Listed records:
-=-=-=-=-

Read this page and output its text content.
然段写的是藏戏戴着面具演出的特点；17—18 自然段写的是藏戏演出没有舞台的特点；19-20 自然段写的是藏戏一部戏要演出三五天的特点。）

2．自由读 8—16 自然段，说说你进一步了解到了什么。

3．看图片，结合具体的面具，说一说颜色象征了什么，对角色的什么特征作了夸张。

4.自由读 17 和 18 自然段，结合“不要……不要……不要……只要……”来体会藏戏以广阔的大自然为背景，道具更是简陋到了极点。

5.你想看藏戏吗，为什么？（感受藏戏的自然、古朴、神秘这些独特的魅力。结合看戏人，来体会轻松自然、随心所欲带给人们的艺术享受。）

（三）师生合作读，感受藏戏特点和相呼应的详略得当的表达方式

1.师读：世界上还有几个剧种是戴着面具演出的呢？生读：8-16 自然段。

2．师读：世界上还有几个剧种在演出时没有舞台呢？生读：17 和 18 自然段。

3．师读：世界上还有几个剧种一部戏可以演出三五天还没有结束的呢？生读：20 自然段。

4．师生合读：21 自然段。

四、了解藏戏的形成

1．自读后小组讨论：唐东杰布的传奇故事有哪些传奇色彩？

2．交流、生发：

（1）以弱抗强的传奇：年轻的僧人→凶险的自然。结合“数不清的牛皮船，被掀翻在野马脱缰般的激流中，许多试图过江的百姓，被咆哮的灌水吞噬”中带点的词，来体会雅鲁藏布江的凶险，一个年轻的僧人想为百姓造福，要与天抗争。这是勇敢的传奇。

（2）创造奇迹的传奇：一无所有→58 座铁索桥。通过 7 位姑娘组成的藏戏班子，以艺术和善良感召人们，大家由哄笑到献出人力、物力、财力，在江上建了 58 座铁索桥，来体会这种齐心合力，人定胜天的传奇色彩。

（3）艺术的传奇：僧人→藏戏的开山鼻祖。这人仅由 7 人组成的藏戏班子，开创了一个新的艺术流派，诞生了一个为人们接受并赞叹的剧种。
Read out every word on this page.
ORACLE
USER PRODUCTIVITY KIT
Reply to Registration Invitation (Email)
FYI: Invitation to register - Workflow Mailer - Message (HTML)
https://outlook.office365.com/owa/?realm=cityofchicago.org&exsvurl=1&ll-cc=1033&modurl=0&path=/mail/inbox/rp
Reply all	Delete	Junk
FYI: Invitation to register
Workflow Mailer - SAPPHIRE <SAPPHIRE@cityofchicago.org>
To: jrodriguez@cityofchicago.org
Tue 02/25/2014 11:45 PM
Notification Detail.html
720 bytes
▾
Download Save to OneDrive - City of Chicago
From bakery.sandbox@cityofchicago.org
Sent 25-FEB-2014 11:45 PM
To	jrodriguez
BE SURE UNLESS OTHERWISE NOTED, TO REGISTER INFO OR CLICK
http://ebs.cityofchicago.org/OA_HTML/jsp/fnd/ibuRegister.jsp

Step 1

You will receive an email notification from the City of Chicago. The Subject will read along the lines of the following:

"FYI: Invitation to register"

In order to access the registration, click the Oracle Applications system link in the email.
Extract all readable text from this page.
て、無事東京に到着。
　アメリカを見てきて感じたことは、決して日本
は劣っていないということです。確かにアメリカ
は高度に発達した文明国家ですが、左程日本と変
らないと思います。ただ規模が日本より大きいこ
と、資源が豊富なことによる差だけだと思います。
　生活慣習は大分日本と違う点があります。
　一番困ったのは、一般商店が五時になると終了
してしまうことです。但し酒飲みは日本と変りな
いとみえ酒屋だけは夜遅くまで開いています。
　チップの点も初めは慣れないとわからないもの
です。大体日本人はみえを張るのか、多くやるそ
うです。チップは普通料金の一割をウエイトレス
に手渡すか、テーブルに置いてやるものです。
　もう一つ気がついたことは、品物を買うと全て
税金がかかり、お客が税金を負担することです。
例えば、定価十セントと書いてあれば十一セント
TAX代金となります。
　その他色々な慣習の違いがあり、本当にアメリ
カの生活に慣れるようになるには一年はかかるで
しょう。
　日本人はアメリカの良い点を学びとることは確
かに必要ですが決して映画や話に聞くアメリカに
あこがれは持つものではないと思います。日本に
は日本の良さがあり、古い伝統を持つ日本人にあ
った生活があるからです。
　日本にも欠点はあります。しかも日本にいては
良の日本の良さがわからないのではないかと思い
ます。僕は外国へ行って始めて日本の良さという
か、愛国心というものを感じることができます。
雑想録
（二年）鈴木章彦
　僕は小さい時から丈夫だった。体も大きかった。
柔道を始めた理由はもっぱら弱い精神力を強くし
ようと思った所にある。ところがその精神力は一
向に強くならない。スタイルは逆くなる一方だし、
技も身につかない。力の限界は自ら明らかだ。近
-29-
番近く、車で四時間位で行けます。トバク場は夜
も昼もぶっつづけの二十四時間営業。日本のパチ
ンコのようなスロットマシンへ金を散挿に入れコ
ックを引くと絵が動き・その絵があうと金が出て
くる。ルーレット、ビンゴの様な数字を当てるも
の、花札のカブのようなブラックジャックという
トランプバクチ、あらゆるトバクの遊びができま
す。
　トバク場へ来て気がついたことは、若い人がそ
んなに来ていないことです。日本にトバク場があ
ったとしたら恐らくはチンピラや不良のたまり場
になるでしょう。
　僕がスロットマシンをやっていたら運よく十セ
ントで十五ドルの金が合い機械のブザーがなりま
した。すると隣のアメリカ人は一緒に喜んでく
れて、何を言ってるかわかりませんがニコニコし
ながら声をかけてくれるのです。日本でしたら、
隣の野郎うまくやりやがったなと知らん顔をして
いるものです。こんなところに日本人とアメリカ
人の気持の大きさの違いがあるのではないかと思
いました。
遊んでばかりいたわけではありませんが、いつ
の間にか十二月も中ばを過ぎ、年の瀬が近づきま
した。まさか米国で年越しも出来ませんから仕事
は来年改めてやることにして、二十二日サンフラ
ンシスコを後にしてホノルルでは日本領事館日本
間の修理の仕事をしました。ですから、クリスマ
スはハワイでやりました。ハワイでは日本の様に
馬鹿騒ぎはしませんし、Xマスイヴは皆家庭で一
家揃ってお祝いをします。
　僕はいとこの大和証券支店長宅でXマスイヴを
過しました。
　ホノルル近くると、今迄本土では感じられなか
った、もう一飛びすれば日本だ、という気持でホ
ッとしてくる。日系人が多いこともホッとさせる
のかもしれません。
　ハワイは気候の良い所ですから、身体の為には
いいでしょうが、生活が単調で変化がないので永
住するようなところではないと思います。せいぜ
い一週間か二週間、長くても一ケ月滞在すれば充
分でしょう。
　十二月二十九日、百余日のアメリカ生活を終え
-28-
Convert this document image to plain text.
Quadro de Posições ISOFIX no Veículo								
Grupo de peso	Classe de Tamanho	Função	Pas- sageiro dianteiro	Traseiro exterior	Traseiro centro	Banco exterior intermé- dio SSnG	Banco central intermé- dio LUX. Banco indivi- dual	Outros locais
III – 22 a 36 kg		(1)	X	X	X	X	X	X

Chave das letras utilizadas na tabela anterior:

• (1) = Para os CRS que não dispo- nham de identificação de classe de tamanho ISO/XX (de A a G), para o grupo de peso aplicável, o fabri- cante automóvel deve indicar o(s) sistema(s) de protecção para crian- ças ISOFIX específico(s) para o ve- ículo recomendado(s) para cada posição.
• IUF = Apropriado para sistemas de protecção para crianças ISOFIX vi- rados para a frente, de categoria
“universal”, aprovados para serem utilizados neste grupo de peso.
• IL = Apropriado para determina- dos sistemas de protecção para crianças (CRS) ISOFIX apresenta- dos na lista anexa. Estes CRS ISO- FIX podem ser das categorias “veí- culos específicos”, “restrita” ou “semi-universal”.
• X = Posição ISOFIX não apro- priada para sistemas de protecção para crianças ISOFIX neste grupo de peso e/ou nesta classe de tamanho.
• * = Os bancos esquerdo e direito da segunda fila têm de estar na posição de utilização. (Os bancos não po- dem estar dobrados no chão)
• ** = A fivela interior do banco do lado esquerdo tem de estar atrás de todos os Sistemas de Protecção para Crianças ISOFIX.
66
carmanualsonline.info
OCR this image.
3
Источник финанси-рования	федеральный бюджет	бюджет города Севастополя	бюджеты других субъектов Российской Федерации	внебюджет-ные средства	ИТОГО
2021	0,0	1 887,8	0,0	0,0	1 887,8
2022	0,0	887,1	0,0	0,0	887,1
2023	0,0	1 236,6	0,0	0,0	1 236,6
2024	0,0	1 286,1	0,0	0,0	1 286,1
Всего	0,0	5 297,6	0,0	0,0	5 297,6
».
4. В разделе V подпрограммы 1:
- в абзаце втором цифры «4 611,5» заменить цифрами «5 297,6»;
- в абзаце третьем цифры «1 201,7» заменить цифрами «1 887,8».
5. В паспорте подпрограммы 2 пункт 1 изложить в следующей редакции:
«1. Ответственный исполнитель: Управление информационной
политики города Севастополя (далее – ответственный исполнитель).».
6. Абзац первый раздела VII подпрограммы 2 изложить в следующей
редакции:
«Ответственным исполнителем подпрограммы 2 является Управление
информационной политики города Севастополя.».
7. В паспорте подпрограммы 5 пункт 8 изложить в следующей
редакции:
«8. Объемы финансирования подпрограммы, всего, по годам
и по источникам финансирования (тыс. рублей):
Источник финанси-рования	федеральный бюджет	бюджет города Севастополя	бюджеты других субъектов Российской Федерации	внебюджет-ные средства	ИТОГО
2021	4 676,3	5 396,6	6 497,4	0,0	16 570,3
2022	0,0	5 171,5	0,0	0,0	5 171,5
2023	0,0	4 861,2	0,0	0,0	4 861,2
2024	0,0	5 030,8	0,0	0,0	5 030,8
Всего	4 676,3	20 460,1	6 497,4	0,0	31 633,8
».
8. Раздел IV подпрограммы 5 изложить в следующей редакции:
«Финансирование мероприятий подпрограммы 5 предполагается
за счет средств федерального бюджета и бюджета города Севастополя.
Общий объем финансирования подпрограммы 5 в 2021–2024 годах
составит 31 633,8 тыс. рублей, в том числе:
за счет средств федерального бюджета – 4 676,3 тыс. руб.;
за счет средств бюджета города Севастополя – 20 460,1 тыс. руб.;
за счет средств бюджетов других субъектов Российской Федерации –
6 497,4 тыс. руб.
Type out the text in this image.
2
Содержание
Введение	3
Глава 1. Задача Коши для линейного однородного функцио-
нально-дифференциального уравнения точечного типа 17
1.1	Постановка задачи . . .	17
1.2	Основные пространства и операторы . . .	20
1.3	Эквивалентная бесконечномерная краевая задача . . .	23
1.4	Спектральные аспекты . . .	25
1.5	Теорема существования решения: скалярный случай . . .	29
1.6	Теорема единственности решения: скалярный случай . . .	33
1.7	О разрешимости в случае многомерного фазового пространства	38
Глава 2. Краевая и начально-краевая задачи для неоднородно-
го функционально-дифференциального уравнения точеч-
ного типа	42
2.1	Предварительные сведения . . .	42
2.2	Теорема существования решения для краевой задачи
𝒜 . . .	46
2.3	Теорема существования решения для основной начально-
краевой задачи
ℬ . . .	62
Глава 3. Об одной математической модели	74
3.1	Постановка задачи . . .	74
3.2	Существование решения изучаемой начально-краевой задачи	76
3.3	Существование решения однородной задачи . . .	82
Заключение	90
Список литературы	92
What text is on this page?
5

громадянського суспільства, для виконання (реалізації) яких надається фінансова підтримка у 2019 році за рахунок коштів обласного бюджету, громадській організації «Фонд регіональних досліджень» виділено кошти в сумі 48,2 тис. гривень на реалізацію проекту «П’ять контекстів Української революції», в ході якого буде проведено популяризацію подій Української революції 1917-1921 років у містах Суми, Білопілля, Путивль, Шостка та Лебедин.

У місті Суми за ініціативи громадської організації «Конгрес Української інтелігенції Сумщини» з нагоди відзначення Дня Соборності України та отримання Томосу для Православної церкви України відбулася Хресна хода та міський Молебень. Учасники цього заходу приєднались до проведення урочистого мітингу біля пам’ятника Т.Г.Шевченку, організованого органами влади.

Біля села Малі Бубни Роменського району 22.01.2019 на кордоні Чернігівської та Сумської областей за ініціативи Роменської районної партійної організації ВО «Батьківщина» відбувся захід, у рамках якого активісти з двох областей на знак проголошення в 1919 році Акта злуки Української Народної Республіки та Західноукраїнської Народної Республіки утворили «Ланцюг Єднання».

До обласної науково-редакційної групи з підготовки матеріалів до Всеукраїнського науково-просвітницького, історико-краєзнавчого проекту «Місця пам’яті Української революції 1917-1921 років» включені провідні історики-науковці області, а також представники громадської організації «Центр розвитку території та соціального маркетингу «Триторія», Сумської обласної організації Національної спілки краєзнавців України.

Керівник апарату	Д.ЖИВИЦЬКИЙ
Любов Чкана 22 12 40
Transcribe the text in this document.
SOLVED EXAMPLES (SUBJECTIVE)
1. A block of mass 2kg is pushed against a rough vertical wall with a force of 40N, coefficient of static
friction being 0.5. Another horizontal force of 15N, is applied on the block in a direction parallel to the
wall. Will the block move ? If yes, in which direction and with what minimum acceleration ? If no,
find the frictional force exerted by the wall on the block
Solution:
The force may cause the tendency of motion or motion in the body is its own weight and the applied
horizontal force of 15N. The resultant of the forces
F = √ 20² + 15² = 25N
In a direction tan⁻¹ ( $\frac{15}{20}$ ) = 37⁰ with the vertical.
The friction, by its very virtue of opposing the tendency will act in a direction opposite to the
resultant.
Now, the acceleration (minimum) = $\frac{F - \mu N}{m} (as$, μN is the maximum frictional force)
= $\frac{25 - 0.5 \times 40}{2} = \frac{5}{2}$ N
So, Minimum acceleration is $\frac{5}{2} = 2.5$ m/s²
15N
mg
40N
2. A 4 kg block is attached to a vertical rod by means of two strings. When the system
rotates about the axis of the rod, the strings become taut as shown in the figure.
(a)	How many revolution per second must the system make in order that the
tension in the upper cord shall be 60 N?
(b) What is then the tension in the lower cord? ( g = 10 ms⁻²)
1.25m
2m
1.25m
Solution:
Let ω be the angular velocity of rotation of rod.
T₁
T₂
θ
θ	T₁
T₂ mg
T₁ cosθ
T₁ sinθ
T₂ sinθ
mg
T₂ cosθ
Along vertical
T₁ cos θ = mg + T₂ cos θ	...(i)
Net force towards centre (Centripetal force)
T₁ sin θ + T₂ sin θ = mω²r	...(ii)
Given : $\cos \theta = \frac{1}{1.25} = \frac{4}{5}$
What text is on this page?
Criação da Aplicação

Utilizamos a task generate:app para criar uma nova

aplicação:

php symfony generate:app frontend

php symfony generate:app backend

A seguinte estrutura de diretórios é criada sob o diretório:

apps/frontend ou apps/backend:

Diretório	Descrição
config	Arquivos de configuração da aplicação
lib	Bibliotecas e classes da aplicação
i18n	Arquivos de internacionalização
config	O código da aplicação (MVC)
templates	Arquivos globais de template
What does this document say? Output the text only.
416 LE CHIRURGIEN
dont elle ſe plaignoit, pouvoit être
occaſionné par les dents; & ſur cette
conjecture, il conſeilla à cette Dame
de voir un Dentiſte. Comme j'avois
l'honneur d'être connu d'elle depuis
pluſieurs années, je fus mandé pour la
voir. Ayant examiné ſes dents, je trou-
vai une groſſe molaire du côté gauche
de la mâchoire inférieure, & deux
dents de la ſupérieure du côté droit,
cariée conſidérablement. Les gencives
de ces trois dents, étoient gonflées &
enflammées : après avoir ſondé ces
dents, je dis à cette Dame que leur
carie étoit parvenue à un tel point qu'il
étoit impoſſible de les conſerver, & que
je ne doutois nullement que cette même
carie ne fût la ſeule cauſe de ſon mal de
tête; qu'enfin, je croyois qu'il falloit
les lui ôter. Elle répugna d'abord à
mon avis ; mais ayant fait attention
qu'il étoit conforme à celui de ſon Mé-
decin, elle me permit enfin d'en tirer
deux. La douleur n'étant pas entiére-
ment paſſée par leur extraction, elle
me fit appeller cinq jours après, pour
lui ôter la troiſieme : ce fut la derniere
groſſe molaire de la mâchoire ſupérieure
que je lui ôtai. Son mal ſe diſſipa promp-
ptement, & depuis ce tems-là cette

-=-=-=-=-

Short task: Locate the word "cette" in the records and collect each line it appears in.

Solution to this problem:
occaſionné par les dents; & ſur cette
conjecture, il conſeilla à cette Dame
dents, je dis à cette Dame que leur
je ne doutois nullement que cette même
ptement, & depuis ce tems-là cette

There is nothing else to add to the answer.